(Records)
┌──
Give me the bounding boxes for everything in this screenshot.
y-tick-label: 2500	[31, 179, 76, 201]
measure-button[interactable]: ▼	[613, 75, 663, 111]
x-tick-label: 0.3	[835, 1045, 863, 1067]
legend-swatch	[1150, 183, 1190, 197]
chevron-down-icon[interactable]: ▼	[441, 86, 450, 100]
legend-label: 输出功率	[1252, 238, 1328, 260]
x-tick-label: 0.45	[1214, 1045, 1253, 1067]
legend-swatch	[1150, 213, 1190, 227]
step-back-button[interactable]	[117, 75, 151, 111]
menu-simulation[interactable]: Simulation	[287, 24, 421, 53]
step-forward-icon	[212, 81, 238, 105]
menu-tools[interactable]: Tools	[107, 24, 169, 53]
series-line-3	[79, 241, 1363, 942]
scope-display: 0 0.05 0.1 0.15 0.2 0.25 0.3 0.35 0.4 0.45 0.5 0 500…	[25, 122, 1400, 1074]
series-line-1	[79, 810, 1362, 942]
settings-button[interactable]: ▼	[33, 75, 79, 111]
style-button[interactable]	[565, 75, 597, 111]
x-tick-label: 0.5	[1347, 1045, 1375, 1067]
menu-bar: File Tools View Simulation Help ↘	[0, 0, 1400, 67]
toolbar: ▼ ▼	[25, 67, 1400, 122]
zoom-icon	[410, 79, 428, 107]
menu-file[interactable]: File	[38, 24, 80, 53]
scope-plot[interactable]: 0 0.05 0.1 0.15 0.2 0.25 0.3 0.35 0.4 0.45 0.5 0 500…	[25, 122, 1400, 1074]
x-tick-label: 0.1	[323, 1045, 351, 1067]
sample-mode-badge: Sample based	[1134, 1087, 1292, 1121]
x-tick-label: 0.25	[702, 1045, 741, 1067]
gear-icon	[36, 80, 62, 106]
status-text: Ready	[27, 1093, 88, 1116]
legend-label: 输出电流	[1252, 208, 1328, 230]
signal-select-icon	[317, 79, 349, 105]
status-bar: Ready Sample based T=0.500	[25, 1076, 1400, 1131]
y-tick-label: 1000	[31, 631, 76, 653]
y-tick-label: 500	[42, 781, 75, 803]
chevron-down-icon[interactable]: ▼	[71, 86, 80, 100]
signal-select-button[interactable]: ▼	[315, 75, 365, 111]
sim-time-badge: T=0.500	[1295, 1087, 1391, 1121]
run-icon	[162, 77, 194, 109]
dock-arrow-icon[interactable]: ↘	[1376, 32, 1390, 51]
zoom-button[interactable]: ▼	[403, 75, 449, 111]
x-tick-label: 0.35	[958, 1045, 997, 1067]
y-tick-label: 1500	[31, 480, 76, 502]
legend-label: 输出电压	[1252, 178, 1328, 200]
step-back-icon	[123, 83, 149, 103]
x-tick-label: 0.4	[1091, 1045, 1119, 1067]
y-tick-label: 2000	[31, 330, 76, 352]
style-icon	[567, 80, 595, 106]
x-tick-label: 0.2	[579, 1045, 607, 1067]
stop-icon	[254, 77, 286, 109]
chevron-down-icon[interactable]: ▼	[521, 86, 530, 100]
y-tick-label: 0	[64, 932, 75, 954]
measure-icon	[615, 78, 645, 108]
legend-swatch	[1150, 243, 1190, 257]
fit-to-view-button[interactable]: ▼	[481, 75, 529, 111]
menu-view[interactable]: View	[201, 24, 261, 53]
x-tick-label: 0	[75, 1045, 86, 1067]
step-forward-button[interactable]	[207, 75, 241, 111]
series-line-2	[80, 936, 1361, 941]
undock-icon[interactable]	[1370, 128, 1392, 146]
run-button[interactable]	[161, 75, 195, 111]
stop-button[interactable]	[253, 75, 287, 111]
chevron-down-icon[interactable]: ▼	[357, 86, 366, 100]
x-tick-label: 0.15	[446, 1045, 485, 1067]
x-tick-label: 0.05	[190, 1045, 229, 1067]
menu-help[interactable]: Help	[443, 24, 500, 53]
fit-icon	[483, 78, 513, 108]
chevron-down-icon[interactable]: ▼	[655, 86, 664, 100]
└──
=== BRIEF ===
Can you format every line of the entries above as a JSON list of strings, one string per line, with blank lines omitted?

=== WRITTEN SOLUTION ===
[
  "Give me the bounding boxes for everything in this screenshot.",
  "y-tick-label: 2500\t[31, 179, 76, 201]",
  "measure-button[interactable]: ▼\t[613, 75, 663, 111]",
  "x-tick-label: 0.3\t[835, 1045, 863, 1067]",
  "legend-swatch\t[1150, 183, 1190, 197]",
  "chevron-down-icon[interactable]: ▼\t[441, 86, 450, 100]",
  "legend-label: 输出功率\t[1252, 238, 1328, 260]",
  "x-tick-label: 0.45\t[1214, 1045, 1253, 1067]",
  "legend-swatch\t[1150, 213, 1190, 227]",
  "step-back-button[interactable]\t[117, 75, 151, 111]",
  "menu-simulation[interactable]: Simulation\t[287, 24, 421, 53]",
  "step-forward-icon\t[212, 81, 238, 105]",
  "menu-tools[interactable]: Tools\t[107, 24, 169, 53]",
  "series-line-3\t[79, 241, 1363, 942]",
  "scope-display: 0 0.05 0.1 0.15 0.2 0.25 0.3 0.35 0.4 0.45 0.5 0 500…\t[25, 122, 1400, 1074]",
  "series-line-1\t[79, 810, 1362, 942]",
  "settings-button[interactable]: ▼\t[33, 75, 79, 111]",
  "style-button[interactable]\t[565, 75, 597, 111]",
  "x-tick-label: 0.5\t[1347, 1045, 1375, 1067]",
  "menu-bar: File Tools View Simulation Help ↘\t[0, 0, 1400, 67]",
  "toolbar: ▼ ▼\t[25, 67, 1400, 122]",
  "zoom-icon\t[410, 79, 428, 107]",
  "menu-file[interactable]: File\t[38, 24, 80, 53]",
  "scope-plot[interactable]: 0 0.05 0.1 0.15 0.2 0.25 0.3 0.35 0.4 0.45 0.5 0 500…\t[25, 122, 1400, 1074]",
  "x-tick-label: 0.1\t[323, 1045, 351, 1067]",
  "sample-mode-badge: Sample based\t[1134, 1087, 1292, 1121]",
  "x-tick-label: 0.25\t[702, 1045, 741, 1067]",
  "gear-icon\t[36, 80, 62, 106]",
  "status-text: Ready\t[27, 1093, 88, 1116]",
  "legend-label: 输出电流\t[1252, 208, 1328, 230]",
  "signal-select-icon\t[317, 79, 349, 105]",
  "status-bar: Ready Sample based T=0.500\t[25, 1076, 1400, 1131]",
  "y-tick-label: 1000\t[31, 631, 76, 653]",
  "y-tick-label: 500\t[42, 781, 75, 803]",
  "chevron-down-icon[interactable]: ▼\t[71, 86, 80, 100]",
  "signal-select-button[interactable]: ▼\t[315, 75, 365, 111]",
  "sim-time-badge: T=0.500\t[1295, 1087, 1391, 1121]",
  "run-icon\t[162, 77, 194, 109]",
  "dock-arrow-icon[interactable]: ↘\t[1376, 32, 1390, 51]",
  "zoom-button[interactable]: ▼\t[403, 75, 449, 111]",
  "x-tick-label: 0.35\t[958, 1045, 997, 1067]",
  "y-tick-label: 1500\t[31, 480, 76, 502]",
  "legend-label: 输出电压\t[1252, 178, 1328, 200]",
  "step-back-icon\t[123, 83, 149, 103]",
  "x-tick-label: 0.4\t[1091, 1045, 1119, 1067]",
  "y-tick-label: 2000\t[31, 330, 76, 352]",
  "style-icon\t[567, 80, 595, 106]",
  "x-tick-label: 0.2\t[579, 1045, 607, 1067]",
  "stop-icon\t[254, 77, 286, 109]",
  "chevron-down-icon[interactable]: ▼\t[521, 86, 530, 100]",
  "y-tick-label: 0\t[64, 932, 75, 954]",
  "measure-icon\t[615, 78, 645, 108]",
  "legend-swatch\t[1150, 243, 1190, 257]",
  "fit-to-view-button[interactable]: ▼\t[481, 75, 529, 111]",
  "menu-view[interactable]: View\t[201, 24, 261, 53]",
  "x-tick-label: 0\t[75, 1045, 86, 1067]",
  "step-forward-button[interactable]\t[207, 75, 241, 111]",
  "series-line-2\t[80, 936, 1361, 941]",
  "undock-icon[interactable]\t[1370, 128, 1392, 146]",
  "run-button[interactable]\t[161, 75, 195, 111]",
  "stop-button[interactable]\t[253, 75, 287, 111]",
  "chevron-down-icon[interactable]: ▼\t[357, 86, 366, 100]",
  "x-tick-label: 0.15\t[446, 1045, 485, 1067]",
  "x-tick-label: 0.05\t[190, 1045, 229, 1067]",
  "menu-help[interactable]: Help\t[443, 24, 500, 53]",
  "fit-icon\t[483, 78, 513, 108]",
  "chevron-down-icon[interactable]: ▼\t[655, 86, 664, 100]"
]